**Description of the task**: Determine how many lines contain the string "maladies" and reply with that number alone.

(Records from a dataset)
================================

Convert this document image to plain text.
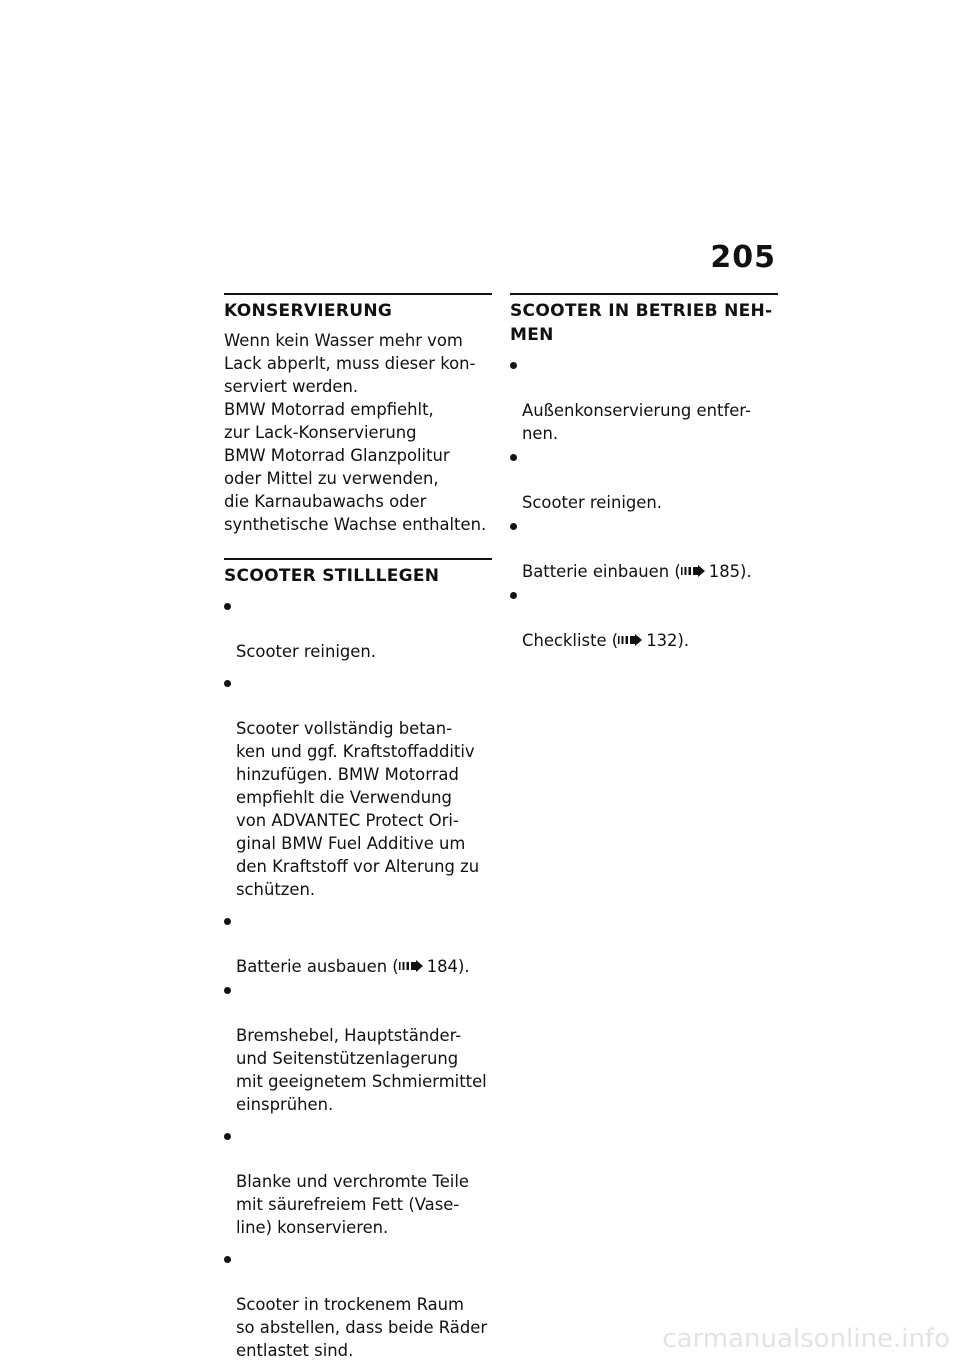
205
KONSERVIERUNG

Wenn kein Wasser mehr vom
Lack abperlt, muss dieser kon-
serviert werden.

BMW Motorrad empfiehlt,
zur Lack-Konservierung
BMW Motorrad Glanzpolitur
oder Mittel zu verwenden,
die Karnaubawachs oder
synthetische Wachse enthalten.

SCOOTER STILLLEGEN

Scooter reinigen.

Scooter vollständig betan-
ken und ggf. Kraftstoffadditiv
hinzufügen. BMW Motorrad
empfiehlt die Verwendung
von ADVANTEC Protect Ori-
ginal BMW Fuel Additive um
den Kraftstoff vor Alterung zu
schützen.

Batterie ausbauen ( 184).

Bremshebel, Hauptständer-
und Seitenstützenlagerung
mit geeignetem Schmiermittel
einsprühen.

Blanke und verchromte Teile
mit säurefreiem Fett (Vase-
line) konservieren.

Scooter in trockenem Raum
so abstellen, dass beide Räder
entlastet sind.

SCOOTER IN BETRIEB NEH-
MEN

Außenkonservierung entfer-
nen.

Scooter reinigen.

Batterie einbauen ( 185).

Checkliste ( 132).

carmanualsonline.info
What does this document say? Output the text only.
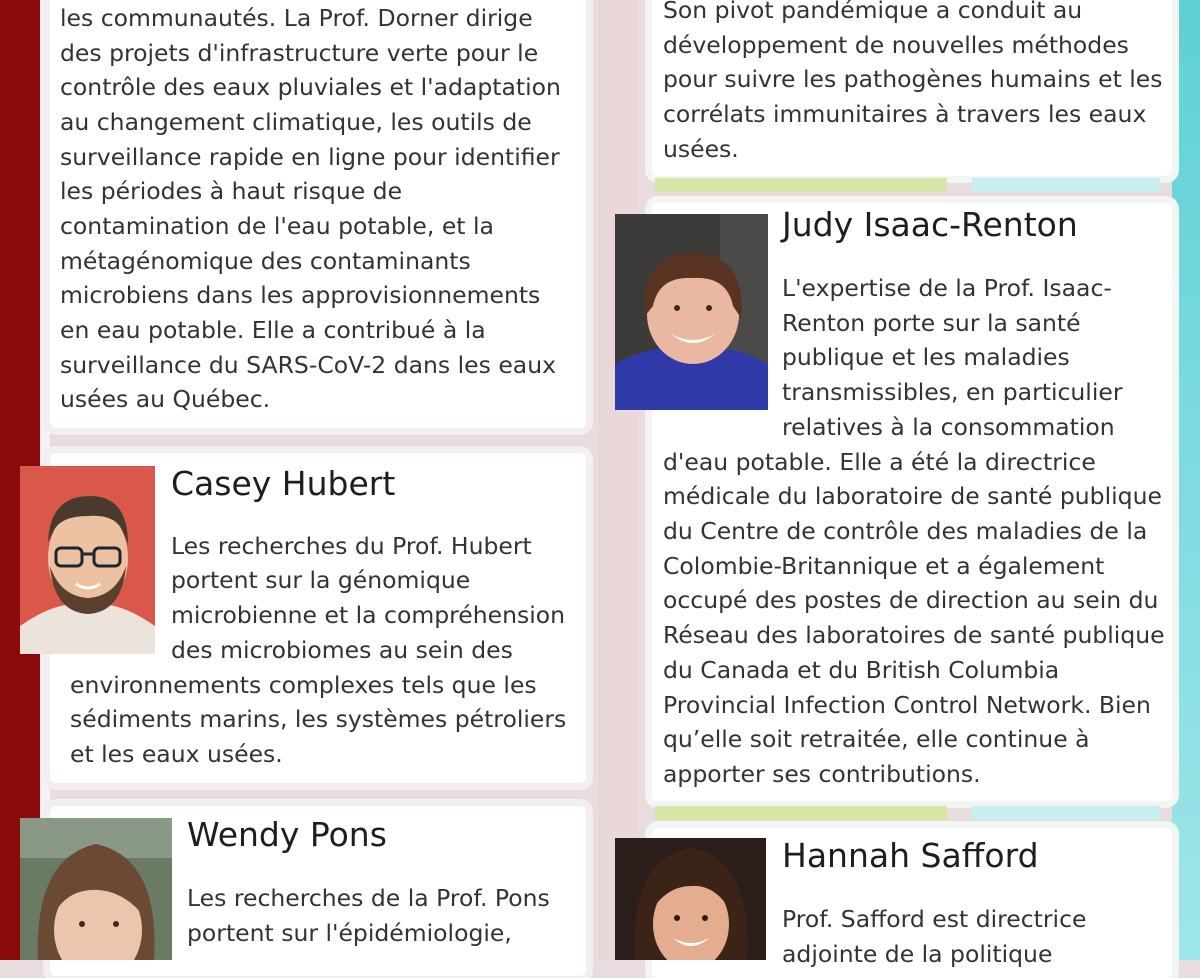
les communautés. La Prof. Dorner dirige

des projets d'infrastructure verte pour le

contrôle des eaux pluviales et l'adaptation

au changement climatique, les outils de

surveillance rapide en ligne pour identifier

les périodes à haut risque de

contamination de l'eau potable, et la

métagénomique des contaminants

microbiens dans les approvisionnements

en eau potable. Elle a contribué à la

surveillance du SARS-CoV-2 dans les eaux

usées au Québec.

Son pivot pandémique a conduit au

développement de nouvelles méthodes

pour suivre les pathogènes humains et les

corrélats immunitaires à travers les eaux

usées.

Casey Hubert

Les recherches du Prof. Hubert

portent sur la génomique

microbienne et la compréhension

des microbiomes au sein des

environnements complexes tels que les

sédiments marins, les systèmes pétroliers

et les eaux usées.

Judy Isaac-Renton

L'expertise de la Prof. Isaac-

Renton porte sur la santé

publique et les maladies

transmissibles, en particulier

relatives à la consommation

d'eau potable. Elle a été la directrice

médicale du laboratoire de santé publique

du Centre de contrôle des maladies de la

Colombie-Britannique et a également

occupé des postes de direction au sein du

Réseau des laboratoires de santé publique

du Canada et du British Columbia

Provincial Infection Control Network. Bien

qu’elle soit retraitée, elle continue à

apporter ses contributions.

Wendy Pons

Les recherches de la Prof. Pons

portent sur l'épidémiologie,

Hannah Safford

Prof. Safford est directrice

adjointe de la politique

================================

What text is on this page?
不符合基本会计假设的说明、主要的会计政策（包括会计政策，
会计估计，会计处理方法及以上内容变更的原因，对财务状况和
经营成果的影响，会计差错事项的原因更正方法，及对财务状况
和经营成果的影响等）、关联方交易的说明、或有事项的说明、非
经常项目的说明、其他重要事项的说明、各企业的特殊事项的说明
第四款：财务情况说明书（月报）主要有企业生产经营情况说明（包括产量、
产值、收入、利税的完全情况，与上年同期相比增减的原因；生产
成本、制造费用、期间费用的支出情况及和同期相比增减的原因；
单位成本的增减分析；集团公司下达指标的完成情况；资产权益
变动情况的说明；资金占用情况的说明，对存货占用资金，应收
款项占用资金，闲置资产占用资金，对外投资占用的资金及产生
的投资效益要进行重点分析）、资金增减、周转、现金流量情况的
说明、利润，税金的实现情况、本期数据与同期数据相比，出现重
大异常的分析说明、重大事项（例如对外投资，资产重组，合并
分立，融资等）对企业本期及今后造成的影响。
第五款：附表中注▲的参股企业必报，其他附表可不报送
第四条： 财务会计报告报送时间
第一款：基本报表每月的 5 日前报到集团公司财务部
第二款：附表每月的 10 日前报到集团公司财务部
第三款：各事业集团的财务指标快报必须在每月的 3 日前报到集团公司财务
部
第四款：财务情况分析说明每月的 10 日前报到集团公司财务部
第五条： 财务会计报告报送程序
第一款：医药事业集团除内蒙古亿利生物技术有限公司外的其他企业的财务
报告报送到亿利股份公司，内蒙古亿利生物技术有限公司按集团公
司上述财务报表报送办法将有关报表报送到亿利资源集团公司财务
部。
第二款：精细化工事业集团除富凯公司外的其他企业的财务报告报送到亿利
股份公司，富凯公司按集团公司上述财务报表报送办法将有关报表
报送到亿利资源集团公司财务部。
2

================================

**Output of the task**: 2